* [Brief] Reproduce the listing verbatim.

Figure record listings:

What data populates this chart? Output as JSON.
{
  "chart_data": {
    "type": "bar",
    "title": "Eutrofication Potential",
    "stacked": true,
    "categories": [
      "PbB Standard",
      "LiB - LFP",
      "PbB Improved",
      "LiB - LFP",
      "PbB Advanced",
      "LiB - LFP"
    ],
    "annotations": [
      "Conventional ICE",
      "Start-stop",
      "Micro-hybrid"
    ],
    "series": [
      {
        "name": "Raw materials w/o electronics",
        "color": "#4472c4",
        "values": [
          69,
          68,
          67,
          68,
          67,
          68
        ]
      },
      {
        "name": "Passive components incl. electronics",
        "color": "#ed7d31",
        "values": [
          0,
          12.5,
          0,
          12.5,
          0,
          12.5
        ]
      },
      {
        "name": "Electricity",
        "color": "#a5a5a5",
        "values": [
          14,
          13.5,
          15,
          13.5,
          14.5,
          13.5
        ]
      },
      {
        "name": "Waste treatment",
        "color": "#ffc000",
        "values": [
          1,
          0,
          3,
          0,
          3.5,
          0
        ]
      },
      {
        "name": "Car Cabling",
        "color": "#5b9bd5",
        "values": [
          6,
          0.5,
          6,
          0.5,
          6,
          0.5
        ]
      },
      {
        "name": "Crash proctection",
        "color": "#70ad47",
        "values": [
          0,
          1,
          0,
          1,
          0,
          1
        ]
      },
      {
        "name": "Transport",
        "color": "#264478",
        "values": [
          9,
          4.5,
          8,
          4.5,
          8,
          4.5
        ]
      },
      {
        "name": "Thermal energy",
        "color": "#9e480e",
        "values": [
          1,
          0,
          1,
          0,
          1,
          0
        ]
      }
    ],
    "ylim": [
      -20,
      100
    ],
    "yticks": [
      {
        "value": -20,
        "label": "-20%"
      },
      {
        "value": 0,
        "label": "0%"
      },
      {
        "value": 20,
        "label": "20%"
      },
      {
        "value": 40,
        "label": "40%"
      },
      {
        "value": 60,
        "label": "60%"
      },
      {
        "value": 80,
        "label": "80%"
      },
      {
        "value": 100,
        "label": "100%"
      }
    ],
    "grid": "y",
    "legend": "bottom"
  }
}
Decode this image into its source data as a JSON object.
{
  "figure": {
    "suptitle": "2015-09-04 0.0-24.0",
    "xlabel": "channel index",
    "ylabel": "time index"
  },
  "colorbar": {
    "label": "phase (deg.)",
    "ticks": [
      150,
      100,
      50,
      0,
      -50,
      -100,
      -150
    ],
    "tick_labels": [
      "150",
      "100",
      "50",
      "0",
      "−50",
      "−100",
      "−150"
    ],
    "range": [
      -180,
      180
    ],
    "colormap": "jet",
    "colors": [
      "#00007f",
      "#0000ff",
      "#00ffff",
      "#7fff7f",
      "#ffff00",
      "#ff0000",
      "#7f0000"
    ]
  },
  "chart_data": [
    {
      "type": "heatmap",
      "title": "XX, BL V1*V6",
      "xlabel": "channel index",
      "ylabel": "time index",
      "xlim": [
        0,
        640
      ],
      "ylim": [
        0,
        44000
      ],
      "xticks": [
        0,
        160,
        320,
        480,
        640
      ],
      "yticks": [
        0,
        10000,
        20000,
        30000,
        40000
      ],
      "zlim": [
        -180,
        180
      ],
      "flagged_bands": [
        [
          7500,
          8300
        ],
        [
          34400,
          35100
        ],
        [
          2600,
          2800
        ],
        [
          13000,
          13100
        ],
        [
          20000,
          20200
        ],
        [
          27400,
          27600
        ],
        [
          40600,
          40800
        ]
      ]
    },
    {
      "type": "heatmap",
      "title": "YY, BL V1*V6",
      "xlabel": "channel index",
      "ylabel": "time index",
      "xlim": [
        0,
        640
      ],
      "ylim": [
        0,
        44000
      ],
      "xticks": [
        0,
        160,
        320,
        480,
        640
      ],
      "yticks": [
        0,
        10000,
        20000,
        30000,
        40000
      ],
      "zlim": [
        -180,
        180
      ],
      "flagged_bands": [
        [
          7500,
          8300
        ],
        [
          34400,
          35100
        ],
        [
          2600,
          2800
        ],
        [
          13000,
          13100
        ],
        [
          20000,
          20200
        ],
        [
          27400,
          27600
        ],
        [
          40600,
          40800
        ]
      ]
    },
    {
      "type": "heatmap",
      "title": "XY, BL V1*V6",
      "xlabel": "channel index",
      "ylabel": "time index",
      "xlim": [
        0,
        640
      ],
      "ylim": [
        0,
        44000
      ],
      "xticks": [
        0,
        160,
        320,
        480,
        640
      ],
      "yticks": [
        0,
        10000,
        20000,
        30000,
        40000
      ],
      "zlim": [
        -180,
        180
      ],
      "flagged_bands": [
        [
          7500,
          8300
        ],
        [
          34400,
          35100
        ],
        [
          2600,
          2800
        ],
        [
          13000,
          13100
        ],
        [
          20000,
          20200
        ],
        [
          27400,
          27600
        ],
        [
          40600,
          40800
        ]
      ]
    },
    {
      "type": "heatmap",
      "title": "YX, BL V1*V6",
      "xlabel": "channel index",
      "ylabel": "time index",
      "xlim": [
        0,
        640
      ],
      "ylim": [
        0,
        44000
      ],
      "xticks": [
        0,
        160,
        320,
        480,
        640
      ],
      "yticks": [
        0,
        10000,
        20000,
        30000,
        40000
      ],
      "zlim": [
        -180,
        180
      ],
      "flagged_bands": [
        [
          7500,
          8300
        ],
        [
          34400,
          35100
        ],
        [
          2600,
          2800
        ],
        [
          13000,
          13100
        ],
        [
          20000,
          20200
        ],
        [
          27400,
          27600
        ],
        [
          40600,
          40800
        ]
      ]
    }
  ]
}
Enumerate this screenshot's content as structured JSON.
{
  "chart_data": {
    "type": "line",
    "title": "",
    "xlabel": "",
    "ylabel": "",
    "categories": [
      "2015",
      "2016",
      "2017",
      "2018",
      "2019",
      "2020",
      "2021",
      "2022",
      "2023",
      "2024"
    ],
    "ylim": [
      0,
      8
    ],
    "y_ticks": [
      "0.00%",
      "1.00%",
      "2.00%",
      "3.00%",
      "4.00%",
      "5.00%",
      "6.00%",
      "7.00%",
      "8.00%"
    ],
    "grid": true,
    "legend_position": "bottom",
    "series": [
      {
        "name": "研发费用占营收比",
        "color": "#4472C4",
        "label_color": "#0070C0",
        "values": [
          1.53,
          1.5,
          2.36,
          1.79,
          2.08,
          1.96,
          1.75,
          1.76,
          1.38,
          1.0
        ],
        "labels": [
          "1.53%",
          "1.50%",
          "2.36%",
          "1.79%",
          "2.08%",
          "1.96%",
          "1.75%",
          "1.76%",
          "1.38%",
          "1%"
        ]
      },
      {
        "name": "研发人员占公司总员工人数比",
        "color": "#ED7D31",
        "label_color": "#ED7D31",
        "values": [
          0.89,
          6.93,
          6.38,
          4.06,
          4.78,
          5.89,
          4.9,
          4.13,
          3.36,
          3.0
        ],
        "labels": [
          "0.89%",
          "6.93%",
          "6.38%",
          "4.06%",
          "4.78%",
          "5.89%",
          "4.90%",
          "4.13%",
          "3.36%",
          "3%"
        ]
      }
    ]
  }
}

* [Result for this exercise]
What data populates this chart? Output as JSON.
{
  "chart_data": {
    "type": "bar",
    "title": "Eutrofication Potential",
    "stacked": true,
    "categories": [
      "PbB Standard",
      "LiB - LFP",
      "PbB Improved",
      "LiB - LFP",
      "PbB Advanced",
      "LiB - LFP"
    ],
    "annotations": [
      "Conventional ICE",
      "Start-stop",
      "Micro-hybrid"
    ],
    "series": [
      {
        "name": "Raw materials w/o electronics",
        "color": "#4472c4",
        "values": [
          69,
          68,
          67,
          68,
          67,
          68
        ]
      },
      {
        "name": "Passive components incl. electronics",
        "color": "#ed7d31",
        "values": [
          0,
          12.5,
          0,
          12.5,
          0,
          12.5
        ]
      },
      {
        "name": "Electricity",
        "color": "#a5a5a5",
        "values": [
          14,
          13.5,
          15,
          13.5,
          14.5,
          13.5
        ]
      },
      {
        "name": "Waste treatment",
        "color": "#ffc000",
        "values": [
          1,
          0,
          3,
          0,
          3.5,
          0
        ]
      },
      {
        "name": "Car Cabling",
        "color": "#5b9bd5",
        "values": [
          6,
          0.5,
          6,
          0.5,
          6,
          0.5
        ]
      },
      {
        "name": "Crash proctection",
        "color": "#70ad47",
        "values": [
          0,
          1,
          0,
          1,
          0,
          1
        ]
      },
      {
        "name": "Transport",
        "color": "#264478",
        "values": [
          9,
          4.5,
          8,
          4.5,
          8,
          4.5
        ]
      },
      {
        "name": "Thermal energy",
        "color": "#9e480e",
        "values": [
          1,
          0,
          1,
          0,
          1,
          0
        ]
      }
    ],
    "ylim": [
      -20,
      100
    ],
    "yticks": [
      {
        "value": -20,
        "label": "-20%"
      },
      {
        "value": 0,
        "label": "0%"
      },
      {
        "value": 20,
        "label": "20%"
      },
      {
        "value": 40,
        "label": "40%"
      },
      {
        "value": 60,
        "label": "60%"
      },
      {
        "value": 80,
        "label": "80%"
      },
      {
        "value": 100,
        "label": "100%"
      }
    ],
    "grid": "y",
    "legend": "bottom"
  }
}
Decode this image into its source data as a JSON object.
{
  "figure": {
    "suptitle": "2015-09-04 0.0-24.0",
    "xlabel": "channel index",
    "ylabel": "time index"
  },
  "colorbar": {
    "label": "phase (deg.)",
    "ticks": [
      150,
      100,
      50,
      0,
      -50,
      -100,
      -150
    ],
    "tick_labels": [
      "150",
      "100",
      "50",
      "0",
      "−50",
      "−100",
      "−150"
    ],
    "range": [
      -180,
      180
    ],
    "colormap": "jet",
    "colors": [
      "#00007f",
      "#0000ff",
      "#00ffff",
      "#7fff7f",
      "#ffff00",
      "#ff0000",
      "#7f0000"
    ]
  },
  "chart_data": [
    {
      "type": "heatmap",
      "title": "XX, BL V1*V6",
      "xlabel": "channel index",
      "ylabel": "time index",
      "xlim": [
        0,
        640
      ],
      "ylim": [
        0,
        44000
      ],
      "xticks": [
        0,
        160,
        320,
        480,
        640
      ],
      "yticks": [
        0,
        10000,
        20000,
        30000,
        40000
      ],
      "zlim": [
        -180,
        180
      ],
      "flagged_bands": [
        [
          7500,
          8300
        ],
        [
          34400,
          35100
        ],
        [
          2600,
          2800
        ],
        [
          13000,
          13100
        ],
        [
          20000,
          20200
        ],
        [
          27400,
          27600
        ],
        [
          40600,
          40800
        ]
      ]
    },
    {
      "type": "heatmap",
      "title": "YY, BL V1*V6",
      "xlabel": "channel index",
      "ylabel": "time index",
      "xlim": [
        0,
        640
      ],
      "ylim": [
        0,
        44000
      ],
      "xticks": [
        0,
        160,
        320,
        480,
        640
      ],
      "yticks": [
        0,
        10000,
        20000,
        30000,
        40000
      ],
      "zlim": [
        -180,
        180
      ],
      "flagged_bands": [
        [
          7500,
          8300
        ],
        [
          34400,
          35100
        ],
        [
          2600,
          2800
        ],
        [
          13000,
          13100
        ],
        [
          20000,
          20200
        ],
        [
          27400,
          27600
        ],
        [
          40600,
          40800
        ]
      ]
    },
    {
      "type": "heatmap",
      "title": "XY, BL V1*V6",
      "xlabel": "channel index",
      "ylabel": "time index",
      "xlim": [
        0,
        640
      ],
      "ylim": [
        0,
        44000
      ],
      "xticks": [
        0,
        160,
        320,
        480,
        640
      ],
      "yticks": [
        0,
        10000,
        20000,
        30000,
        40000
      ],
      "zlim": [
        -180,
        180
      ],
      "flagged_bands": [
        [
          7500,
          8300
        ],
        [
          34400,
          35100
        ],
        [
          2600,
          2800
        ],
        [
          13000,
          13100
        ],
        [
          20000,
          20200
        ],
        [
          27400,
          27600
        ],
        [
          40600,
          40800
        ]
      ]
    },
    {
      "type": "heatmap",
      "title": "YX, BL V1*V6",
      "xlabel": "channel index",
      "ylabel": "time index",
      "xlim": [
        0,
        640
      ],
      "ylim": [
        0,
        44000
      ],
      "xticks": [
        0,
        160,
        320,
        480,
        640
      ],
      "yticks": [
        0,
        10000,
        20000,
        30000,
        40000
      ],
      "zlim": [
        -180,
        180
      ],
      "flagged_bands": [
        [
          7500,
          8300
        ],
        [
          34400,
          35100
        ],
        [
          2600,
          2800
        ],
        [
          13000,
          13100
        ],
        [
          20000,
          20200
        ],
        [
          27400,
          27600
        ],
        [
          40600,
          40800
        ]
      ]
    }
  ]
}
Enumerate this screenshot's content as structured JSON.
{
  "chart_data": {
    "type": "line",
    "title": "",
    "xlabel": "",
    "ylabel": "",
    "categories": [
      "2015",
      "2016",
      "2017",
      "2018",
      "2019",
      "2020",
      "2021",
      "2022",
      "2023",
      "2024"
    ],
    "ylim": [
      0,
      8
    ],
    "y_ticks": [
      "0.00%",
      "1.00%",
      "2.00%",
      "3.00%",
      "4.00%",
      "5.00%",
      "6.00%",
      "7.00%",
      "8.00%"
    ],
    "grid": true,
    "legend_position": "bottom",
    "series": [
      {
        "name": "研发费用占营收比",
        "color": "#4472C4",
        "label_color": "#0070C0",
        "values": [
          1.53,
          1.5,
          2.36,
          1.79,
          2.08,
          1.96,
          1.75,
          1.76,
          1.38,
          1.0
        ],
        "labels": [
          "1.53%",
          "1.50%",
          "2.36%",
          "1.79%",
          "2.08%",
          "1.96%",
          "1.75%",
          "1.76%",
          "1.38%",
          "1%"
        ]
      },
      {
        "name": "研发人员占公司总员工人数比",
        "color": "#ED7D31",
        "label_color": "#ED7D31",
        "values": [
          0.89,
          6.93,
          6.38,
          4.06,
          4.78,
          5.89,
          4.9,
          4.13,
          3.36,
          3.0
        ],
        "labels": [
          "0.89%",
          "6.93%",
          "6.38%",
          "4.06%",
          "4.78%",
          "5.89%",
          "4.90%",
          "4.13%",
          "3.36%",
          "3%"
        ]
      }
    ]
  }
}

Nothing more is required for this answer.